#### [THE PROBLEM]
Go through the listing and set it down exactly, leaving out its pictures.

[Start RAW DATA]

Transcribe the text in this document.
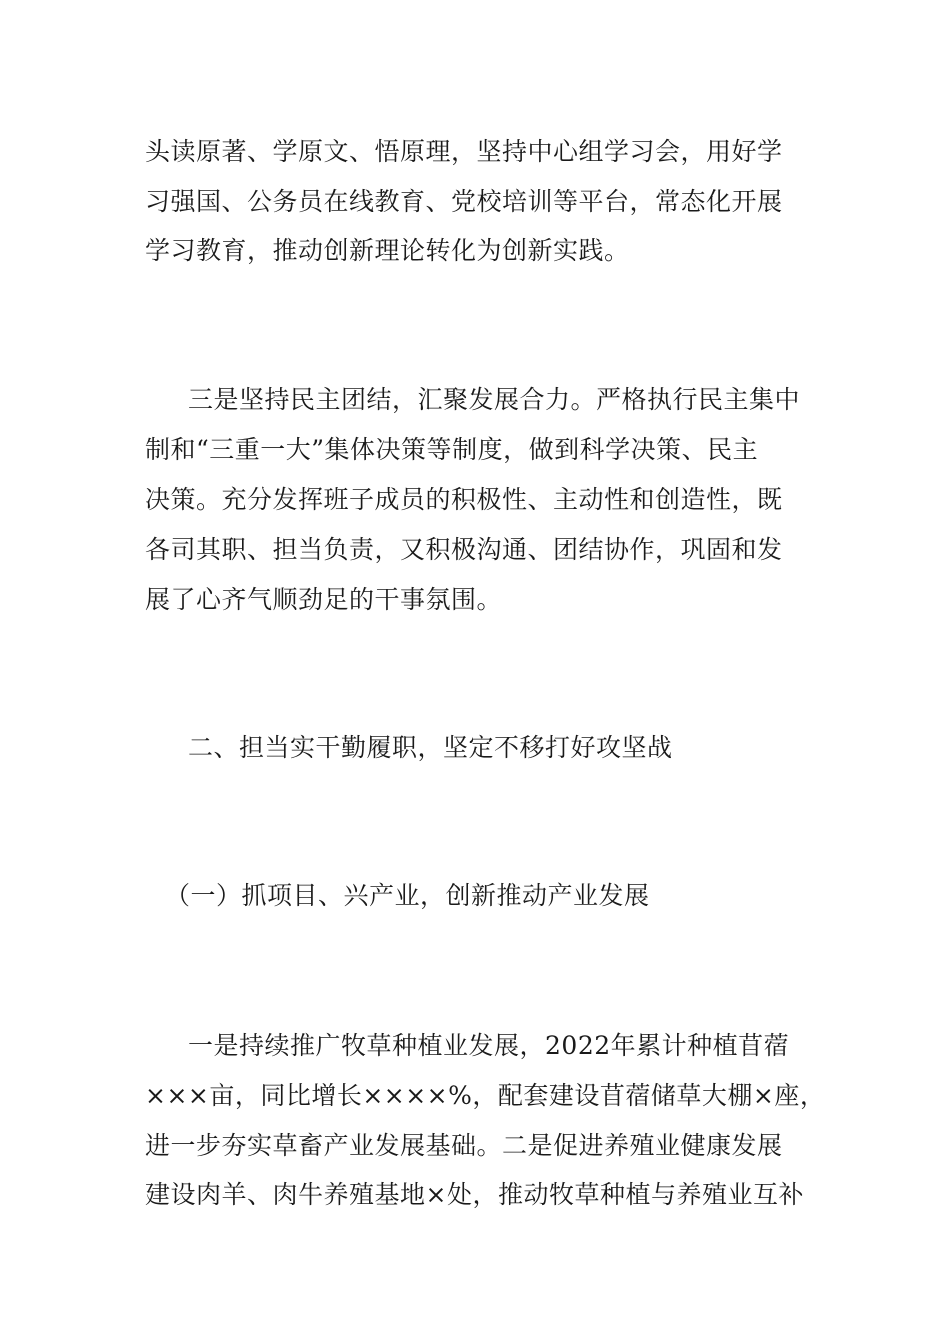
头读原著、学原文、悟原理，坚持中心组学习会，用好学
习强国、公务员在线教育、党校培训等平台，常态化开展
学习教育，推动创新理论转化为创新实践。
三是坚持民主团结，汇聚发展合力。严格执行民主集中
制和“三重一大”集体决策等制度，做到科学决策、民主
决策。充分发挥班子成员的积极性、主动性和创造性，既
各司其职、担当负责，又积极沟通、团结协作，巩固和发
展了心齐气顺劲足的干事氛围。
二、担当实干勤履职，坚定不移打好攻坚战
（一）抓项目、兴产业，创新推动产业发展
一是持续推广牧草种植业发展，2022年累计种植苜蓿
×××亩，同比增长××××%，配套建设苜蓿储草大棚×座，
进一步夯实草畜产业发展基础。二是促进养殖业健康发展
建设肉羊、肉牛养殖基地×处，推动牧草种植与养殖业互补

[End RAW DATA]

#### [SOLUTION FOR THIS EXERCISE]
Transcribe the text in this document.
头读原著、学原文、悟原理，坚持中心组学习会，用好学
习强国、公务员在线教育、党校培训等平台，常态化开展
学习教育，推动创新理论转化为创新实践。
三是坚持民主团结，汇聚发展合力。严格执行民主集中
制和“三重一大”集体决策等制度，做到科学决策、民主
决策。充分发挥班子成员的积极性、主动性和创造性，既
各司其职、担当负责，又积极沟通、团结协作，巩固和发
展了心齐气顺劲足的干事氛围。
二、担当实干勤履职，坚定不移打好攻坚战
（一）抓项目、兴产业，创新推动产业发展
一是持续推广牧草种植业发展，2022年累计种植苜蓿
×××亩，同比增长××××%，配套建设苜蓿储草大棚×座，
进一步夯实草畜产业发展基础。二是促进养殖业健康发展
建设肉羊、肉牛养殖基地×处，推动牧草种植与养殖业互补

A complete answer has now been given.